EXERCISE DETAILS: Output every line of the data exactly as it appears.

-------- THE INPUT --------

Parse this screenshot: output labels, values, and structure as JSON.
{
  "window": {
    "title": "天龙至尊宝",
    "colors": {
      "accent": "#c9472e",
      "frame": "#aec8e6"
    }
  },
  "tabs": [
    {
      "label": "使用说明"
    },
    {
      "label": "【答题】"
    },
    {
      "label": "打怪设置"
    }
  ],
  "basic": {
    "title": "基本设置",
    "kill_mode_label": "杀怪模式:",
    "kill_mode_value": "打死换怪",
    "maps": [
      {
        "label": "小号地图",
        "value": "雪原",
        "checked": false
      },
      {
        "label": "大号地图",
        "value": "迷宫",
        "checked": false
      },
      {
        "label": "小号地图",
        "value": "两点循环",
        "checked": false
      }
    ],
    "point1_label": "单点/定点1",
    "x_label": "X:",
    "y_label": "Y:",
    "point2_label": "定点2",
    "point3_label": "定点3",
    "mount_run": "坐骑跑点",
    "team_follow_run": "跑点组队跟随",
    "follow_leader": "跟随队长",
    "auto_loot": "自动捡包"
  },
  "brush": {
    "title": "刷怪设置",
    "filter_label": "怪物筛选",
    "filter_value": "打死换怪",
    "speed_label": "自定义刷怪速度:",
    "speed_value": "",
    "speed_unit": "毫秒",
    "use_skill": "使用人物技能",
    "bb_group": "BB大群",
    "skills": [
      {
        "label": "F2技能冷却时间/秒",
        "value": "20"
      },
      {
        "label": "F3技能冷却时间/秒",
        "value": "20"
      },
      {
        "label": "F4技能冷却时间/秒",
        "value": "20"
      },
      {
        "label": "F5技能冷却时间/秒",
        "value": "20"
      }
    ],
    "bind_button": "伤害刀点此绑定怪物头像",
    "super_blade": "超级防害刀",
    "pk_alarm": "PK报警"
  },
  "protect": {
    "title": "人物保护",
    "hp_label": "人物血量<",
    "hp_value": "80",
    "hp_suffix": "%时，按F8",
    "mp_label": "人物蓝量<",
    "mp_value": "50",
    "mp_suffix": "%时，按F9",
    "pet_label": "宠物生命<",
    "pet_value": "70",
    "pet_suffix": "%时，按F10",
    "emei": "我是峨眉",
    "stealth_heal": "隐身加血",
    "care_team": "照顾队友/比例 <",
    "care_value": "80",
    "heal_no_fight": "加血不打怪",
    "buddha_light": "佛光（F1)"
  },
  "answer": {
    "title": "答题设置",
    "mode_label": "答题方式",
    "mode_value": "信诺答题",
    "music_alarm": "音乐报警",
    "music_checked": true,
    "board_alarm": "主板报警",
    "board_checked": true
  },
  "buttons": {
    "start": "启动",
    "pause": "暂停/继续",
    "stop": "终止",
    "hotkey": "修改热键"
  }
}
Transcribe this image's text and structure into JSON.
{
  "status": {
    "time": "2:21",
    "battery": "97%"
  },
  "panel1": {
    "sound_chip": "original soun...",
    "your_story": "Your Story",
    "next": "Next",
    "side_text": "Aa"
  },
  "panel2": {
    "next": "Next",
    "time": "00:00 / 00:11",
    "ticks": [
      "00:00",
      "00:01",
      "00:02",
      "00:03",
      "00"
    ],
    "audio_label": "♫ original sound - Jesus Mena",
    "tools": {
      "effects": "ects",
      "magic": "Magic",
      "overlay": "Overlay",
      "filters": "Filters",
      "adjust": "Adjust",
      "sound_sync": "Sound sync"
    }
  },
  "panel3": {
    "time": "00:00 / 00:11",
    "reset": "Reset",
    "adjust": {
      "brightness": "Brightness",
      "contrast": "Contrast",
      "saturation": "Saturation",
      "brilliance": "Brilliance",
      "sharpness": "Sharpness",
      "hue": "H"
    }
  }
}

--------

THE COMPLETED TASK:
Parse this screenshot: output labels, values, and structure as JSON.
{
  "window": {
    "title": "天龙至尊宝",
    "colors": {
      "accent": "#c9472e",
      "frame": "#aec8e6"
    }
  },
  "tabs": [
    {
      "label": "使用说明"
    },
    {
      "label": "【答题】"
    },
    {
      "label": "打怪设置"
    }
  ],
  "basic": {
    "title": "基本设置",
    "kill_mode_label": "杀怪模式:",
    "kill_mode_value": "打死换怪",
    "maps": [
      {
        "label": "小号地图",
        "value": "雪原",
        "checked": false
      },
      {
        "label": "大号地图",
        "value": "迷宫",
        "checked": false
      },
      {
        "label": "小号地图",
        "value": "两点循环",
        "checked": false
      }
    ],
    "point1_label": "单点/定点1",
    "x_label": "X:",
    "y_label": "Y:",
    "point2_label": "定点2",
    "point3_label": "定点3",
    "mount_run": "坐骑跑点",
    "team_follow_run": "跑点组队跟随",
    "follow_leader": "跟随队长",
    "auto_loot": "自动捡包"
  },
  "brush": {
    "title": "刷怪设置",
    "filter_label": "怪物筛选",
    "filter_value": "打死换怪",
    "speed_label": "自定义刷怪速度:",
    "speed_value": "",
    "speed_unit": "毫秒",
    "use_skill": "使用人物技能",
    "bb_group": "BB大群",
    "skills": [
      {
        "label": "F2技能冷却时间/秒",
        "value": "20"
      },
      {
        "label": "F3技能冷却时间/秒",
        "value": "20"
      },
      {
        "label": "F4技能冷却时间/秒",
        "value": "20"
      },
      {
        "label": "F5技能冷却时间/秒",
        "value": "20"
      }
    ],
    "bind_button": "伤害刀点此绑定怪物头像",
    "super_blade": "超级防害刀",
    "pk_alarm": "PK报警"
  },
  "protect": {
    "title": "人物保护",
    "hp_label": "人物血量<",
    "hp_value": "80",
    "hp_suffix": "%时，按F8",
    "mp_label": "人物蓝量<",
    "mp_value": "50",
    "mp_suffix": "%时，按F9",
    "pet_label": "宠物生命<",
    "pet_value": "70",
    "pet_suffix": "%时，按F10",
    "emei": "我是峨眉",
    "stealth_heal": "隐身加血",
    "care_team": "照顾队友/比例 <",
    "care_value": "80",
    "heal_no_fight": "加血不打怪",
    "buddha_light": "佛光（F1)"
  },
  "answer": {
    "title": "答题设置",
    "mode_label": "答题方式",
    "mode_value": "信诺答题",
    "music_alarm": "音乐报警",
    "music_checked": true,
    "board_alarm": "主板报警",
    "board_checked": true
  },
  "buttons": {
    "start": "启动",
    "pause": "暂停/继续",
    "stop": "终止",
    "hotkey": "修改热键"
  }
}
Transcribe this image's text and structure into JSON.
{
  "status": {
    "time": "2:21",
    "battery": "97%"
  },
  "panel1": {
    "sound_chip": "original soun...",
    "your_story": "Your Story",
    "next": "Next",
    "side_text": "Aa"
  },
  "panel2": {
    "next": "Next",
    "time": "00:00 / 00:11",
    "ticks": [
      "00:00",
      "00:01",
      "00:02",
      "00:03",
      "00"
    ],
    "audio_label": "♫ original sound - Jesus Mena",
    "tools": {
      "effects": "ects",
      "magic": "Magic",
      "overlay": "Overlay",
      "filters": "Filters",
      "adjust": "Adjust",
      "sound_sync": "Sound sync"
    }
  },
  "panel3": {
    "time": "00:00 / 00:11",
    "reset": "Reset",
    "adjust": {
      "brightness": "Brightness",
      "contrast": "Contrast",
      "saturation": "Saturation",
      "brilliance": "Brilliance",
      "sharpness": "Sharpness",
      "hue": "H"
    }
  }
}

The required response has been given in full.